_STATED GOAL:_ Search the material for the string "Temperature" and copy each line where it occurs.

_TASK MATERIAL:_
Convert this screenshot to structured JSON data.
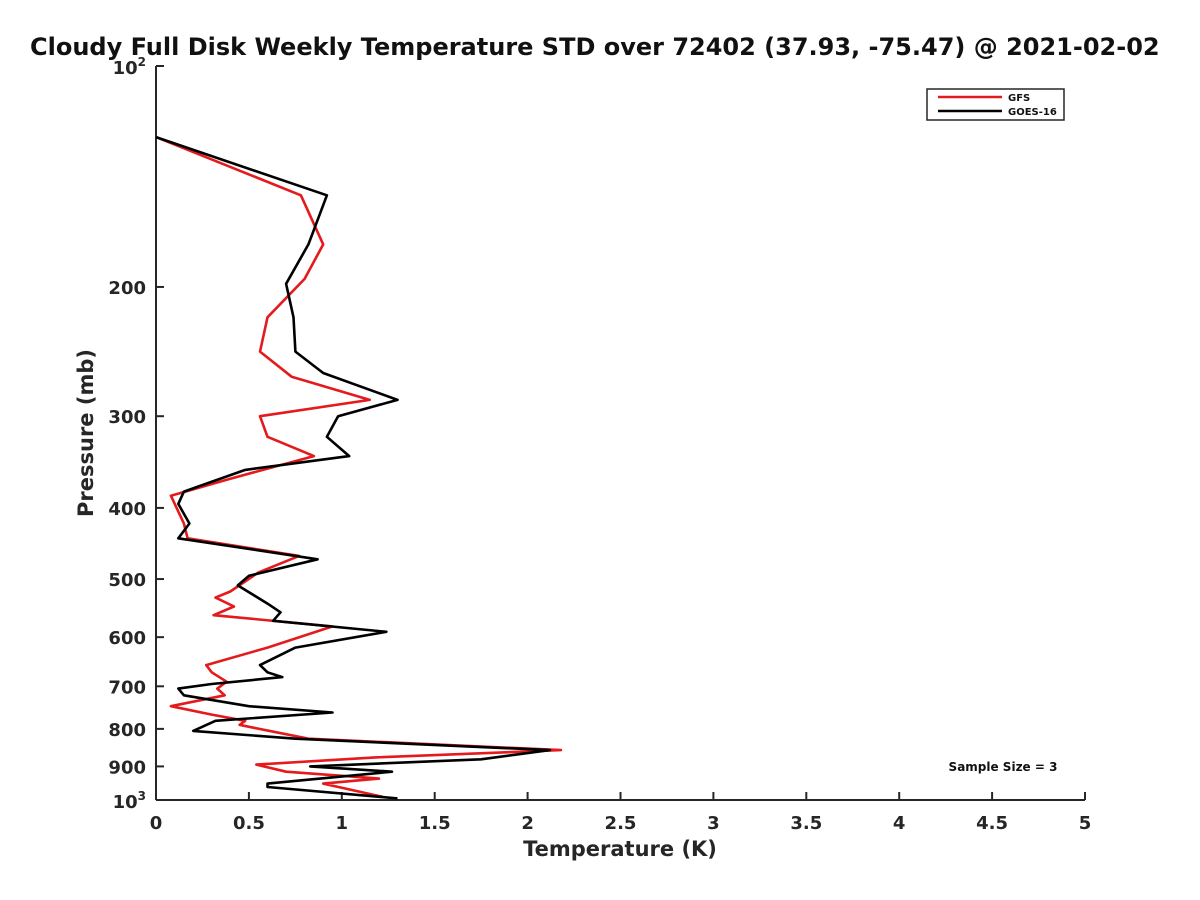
{
  "chart_data": {
    "type": "line",
    "title": "Cloudy Full Disk Weekly Temperature STD over 72402 (37.93, -75.47) @ 2021-02-02",
    "xlabel": "Temperature (K)",
    "ylabel": "Pressure (mb)",
    "xlim": [
      0,
      5
    ],
    "ylim": [
      100,
      1000
    ],
    "y_scale": "log",
    "y_reversed": true,
    "x_ticks": [
      "0",
      "0.5",
      "1",
      "1.5",
      "2",
      "2.5",
      "3",
      "3.5",
      "4",
      "4.5",
      "5"
    ],
    "y_ticks_plain": [
      "200",
      "300",
      "400",
      "500",
      "600",
      "700",
      "800",
      "900"
    ],
    "y_tick_top": {
      "base": "10",
      "exp": "2"
    },
    "y_tick_bottom": {
      "base": "10",
      "exp": "3"
    },
    "grid": false,
    "legend_position": "top-right",
    "annotation": "Sample Size = 3",
    "series": [
      {
        "name": "GFS",
        "color": "#e41a1c",
        "points": [
          [
            0.0,
            125
          ],
          [
            0.78,
            150
          ],
          [
            0.9,
            175
          ],
          [
            0.8,
            195
          ],
          [
            0.6,
            220
          ],
          [
            0.56,
            245
          ],
          [
            0.73,
            265
          ],
          [
            1.15,
            285
          ],
          [
            0.56,
            300
          ],
          [
            0.6,
            320
          ],
          [
            0.85,
            340
          ],
          [
            0.4,
            365
          ],
          [
            0.08,
            385
          ],
          [
            0.15,
            420
          ],
          [
            0.17,
            440
          ],
          [
            0.77,
            465
          ],
          [
            0.55,
            490
          ],
          [
            0.4,
            520
          ],
          [
            0.32,
            530
          ],
          [
            0.42,
            545
          ],
          [
            0.31,
            560
          ],
          [
            0.95,
            580
          ],
          [
            0.6,
            620
          ],
          [
            0.27,
            655
          ],
          [
            0.3,
            670
          ],
          [
            0.38,
            690
          ],
          [
            0.33,
            705
          ],
          [
            0.37,
            720
          ],
          [
            0.08,
            745
          ],
          [
            0.3,
            765
          ],
          [
            0.48,
            780
          ],
          [
            0.45,
            790
          ],
          [
            0.82,
            825
          ],
          [
            2.18,
            855
          ],
          [
            1.18,
            875
          ],
          [
            0.54,
            895
          ],
          [
            0.7,
            915
          ],
          [
            1.2,
            935
          ],
          [
            0.9,
            950
          ],
          [
            1.22,
            990
          ]
        ]
      },
      {
        "name": "GOES-16",
        "color": "#000000",
        "points": [
          [
            0.0,
            125
          ],
          [
            0.92,
            150
          ],
          [
            0.82,
            175
          ],
          [
            0.7,
            198
          ],
          [
            0.74,
            220
          ],
          [
            0.75,
            245
          ],
          [
            0.9,
            262
          ],
          [
            1.3,
            285
          ],
          [
            0.98,
            300
          ],
          [
            0.92,
            320
          ],
          [
            1.04,
            340
          ],
          [
            0.48,
            355
          ],
          [
            0.15,
            380
          ],
          [
            0.12,
            395
          ],
          [
            0.18,
            420
          ],
          [
            0.12,
            440
          ],
          [
            0.87,
            470
          ],
          [
            0.5,
            495
          ],
          [
            0.44,
            510
          ],
          [
            0.6,
            540
          ],
          [
            0.67,
            555
          ],
          [
            0.63,
            570
          ],
          [
            1.24,
            590
          ],
          [
            0.75,
            620
          ],
          [
            0.56,
            655
          ],
          [
            0.6,
            670
          ],
          [
            0.68,
            680
          ],
          [
            0.3,
            695
          ],
          [
            0.12,
            705
          ],
          [
            0.15,
            720
          ],
          [
            0.5,
            745
          ],
          [
            0.95,
            760
          ],
          [
            0.32,
            780
          ],
          [
            0.2,
            805
          ],
          [
            0.75,
            825
          ],
          [
            2.12,
            855
          ],
          [
            1.75,
            880
          ],
          [
            0.83,
            900
          ],
          [
            1.27,
            915
          ],
          [
            0.6,
            950
          ],
          [
            0.6,
            960
          ],
          [
            1.3,
            995
          ]
        ]
      }
    ]
  }
}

_ANSWER TO THIS PROBLEM:_
    "title": "Cloudy Full Disk Weekly Temperature STD over 72402 (37.93, -75.47) @ 2021-02-02",
    "xlabel": "Temperature (K)",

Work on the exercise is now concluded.